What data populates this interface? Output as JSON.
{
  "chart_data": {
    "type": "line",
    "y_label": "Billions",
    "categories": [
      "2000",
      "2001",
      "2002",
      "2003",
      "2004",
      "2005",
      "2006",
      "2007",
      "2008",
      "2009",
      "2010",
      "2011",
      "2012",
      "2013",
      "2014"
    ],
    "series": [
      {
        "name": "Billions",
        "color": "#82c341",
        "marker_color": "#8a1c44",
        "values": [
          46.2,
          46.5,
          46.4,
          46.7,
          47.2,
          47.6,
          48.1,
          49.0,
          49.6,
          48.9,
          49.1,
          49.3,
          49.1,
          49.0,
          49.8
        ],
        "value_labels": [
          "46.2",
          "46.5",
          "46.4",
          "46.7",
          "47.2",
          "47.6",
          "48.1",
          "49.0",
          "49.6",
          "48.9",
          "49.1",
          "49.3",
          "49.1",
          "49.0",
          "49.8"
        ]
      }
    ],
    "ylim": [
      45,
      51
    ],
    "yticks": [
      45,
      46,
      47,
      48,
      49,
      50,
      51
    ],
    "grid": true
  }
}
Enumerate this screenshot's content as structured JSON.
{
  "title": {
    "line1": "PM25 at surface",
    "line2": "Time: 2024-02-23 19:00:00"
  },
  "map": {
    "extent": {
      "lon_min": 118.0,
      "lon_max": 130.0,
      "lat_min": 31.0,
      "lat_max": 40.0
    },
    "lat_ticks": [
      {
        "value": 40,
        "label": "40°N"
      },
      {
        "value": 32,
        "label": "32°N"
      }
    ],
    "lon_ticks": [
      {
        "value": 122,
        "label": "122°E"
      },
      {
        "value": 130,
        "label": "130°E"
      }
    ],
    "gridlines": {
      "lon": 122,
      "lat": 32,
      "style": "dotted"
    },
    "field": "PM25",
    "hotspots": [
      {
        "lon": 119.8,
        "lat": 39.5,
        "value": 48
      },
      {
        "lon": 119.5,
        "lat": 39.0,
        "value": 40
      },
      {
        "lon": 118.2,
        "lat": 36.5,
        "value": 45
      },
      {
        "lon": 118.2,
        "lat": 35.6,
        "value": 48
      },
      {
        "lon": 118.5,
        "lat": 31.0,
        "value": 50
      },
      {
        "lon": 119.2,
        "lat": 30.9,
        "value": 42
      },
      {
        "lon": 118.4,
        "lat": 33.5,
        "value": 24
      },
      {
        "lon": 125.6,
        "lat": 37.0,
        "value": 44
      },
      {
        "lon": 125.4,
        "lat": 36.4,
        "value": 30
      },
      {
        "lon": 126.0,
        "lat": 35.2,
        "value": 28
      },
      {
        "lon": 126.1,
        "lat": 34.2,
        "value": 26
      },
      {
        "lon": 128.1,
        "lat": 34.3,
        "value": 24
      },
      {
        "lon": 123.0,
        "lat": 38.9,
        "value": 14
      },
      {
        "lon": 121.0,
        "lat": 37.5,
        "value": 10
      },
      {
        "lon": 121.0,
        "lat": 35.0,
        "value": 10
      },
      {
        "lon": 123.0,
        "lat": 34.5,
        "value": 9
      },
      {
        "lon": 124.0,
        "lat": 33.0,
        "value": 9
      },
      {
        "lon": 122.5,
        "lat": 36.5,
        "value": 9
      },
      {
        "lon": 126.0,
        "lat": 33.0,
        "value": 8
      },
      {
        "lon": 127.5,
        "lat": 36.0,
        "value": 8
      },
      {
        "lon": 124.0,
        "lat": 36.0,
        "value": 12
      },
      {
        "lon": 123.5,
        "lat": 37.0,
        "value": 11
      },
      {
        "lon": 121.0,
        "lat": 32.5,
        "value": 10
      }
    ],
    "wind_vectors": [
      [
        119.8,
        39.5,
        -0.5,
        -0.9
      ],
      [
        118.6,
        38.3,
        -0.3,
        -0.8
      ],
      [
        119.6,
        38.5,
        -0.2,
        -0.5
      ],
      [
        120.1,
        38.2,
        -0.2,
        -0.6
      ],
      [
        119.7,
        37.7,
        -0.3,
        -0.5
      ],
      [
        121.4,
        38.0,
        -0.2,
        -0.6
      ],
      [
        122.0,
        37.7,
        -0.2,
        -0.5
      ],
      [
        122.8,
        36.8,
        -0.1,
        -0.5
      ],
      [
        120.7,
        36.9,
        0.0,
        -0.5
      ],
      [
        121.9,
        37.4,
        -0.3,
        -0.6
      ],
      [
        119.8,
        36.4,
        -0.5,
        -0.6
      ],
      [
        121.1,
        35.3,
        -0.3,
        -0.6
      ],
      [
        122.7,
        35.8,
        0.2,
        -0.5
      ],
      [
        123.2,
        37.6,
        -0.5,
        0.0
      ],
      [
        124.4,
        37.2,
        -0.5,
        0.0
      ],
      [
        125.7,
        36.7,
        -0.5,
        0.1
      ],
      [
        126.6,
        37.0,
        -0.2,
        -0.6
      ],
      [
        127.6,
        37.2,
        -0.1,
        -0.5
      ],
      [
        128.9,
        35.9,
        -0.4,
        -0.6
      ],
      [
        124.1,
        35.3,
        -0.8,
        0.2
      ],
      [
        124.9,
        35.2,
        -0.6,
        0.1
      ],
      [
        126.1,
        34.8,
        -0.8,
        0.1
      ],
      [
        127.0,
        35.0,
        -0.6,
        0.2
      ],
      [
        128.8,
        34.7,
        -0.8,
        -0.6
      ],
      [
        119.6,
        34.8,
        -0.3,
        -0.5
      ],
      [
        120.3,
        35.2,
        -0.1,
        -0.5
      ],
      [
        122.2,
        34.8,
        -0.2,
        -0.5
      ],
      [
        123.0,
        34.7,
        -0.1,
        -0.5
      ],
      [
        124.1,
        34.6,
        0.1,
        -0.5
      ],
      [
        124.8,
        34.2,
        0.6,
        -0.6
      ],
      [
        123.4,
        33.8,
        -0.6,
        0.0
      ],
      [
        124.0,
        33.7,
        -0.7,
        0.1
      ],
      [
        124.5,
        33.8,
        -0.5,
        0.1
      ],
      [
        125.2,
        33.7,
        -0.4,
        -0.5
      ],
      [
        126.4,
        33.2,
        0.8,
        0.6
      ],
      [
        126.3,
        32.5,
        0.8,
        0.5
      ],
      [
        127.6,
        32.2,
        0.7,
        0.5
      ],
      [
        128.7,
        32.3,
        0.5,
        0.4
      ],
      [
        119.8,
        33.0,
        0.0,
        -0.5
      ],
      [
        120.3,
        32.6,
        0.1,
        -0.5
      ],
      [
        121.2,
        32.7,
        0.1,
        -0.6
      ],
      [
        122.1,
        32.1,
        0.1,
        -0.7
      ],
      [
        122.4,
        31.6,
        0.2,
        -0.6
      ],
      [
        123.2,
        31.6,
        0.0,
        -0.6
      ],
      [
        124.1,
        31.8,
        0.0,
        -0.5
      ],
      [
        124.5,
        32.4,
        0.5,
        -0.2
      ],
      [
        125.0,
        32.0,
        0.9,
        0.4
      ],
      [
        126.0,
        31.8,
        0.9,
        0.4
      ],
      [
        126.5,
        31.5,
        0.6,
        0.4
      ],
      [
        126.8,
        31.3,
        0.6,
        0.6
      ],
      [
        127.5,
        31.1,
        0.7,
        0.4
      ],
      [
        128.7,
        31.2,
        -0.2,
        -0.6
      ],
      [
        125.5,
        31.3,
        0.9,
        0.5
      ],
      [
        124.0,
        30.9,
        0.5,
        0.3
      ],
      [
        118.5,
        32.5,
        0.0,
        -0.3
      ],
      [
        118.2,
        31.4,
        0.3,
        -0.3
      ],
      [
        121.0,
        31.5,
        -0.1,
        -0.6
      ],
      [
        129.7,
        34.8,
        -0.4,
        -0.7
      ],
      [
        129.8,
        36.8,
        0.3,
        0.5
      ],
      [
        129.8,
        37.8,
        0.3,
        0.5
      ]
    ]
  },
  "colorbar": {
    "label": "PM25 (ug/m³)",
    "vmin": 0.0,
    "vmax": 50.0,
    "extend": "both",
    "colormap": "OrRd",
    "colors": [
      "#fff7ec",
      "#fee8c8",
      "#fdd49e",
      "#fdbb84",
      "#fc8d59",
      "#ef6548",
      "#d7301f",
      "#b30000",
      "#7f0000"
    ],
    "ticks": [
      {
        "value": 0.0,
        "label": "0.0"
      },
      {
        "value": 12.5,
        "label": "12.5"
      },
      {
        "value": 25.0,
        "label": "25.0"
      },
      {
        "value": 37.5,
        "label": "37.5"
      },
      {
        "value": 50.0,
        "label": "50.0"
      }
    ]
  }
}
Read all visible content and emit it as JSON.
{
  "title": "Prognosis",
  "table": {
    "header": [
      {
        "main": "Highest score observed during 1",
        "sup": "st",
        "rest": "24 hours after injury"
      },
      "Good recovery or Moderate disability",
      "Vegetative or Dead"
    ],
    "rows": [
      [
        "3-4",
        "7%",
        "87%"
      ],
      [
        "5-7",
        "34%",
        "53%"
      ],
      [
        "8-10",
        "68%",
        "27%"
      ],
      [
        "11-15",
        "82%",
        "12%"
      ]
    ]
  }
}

* * * *

## Problem requirements
Find every line in the records above that holds the word "content", and copy each one.

## Output of the exercise
Enumerate this screenshot's content as structured JSON.
Read all visible content and emit it as JSON.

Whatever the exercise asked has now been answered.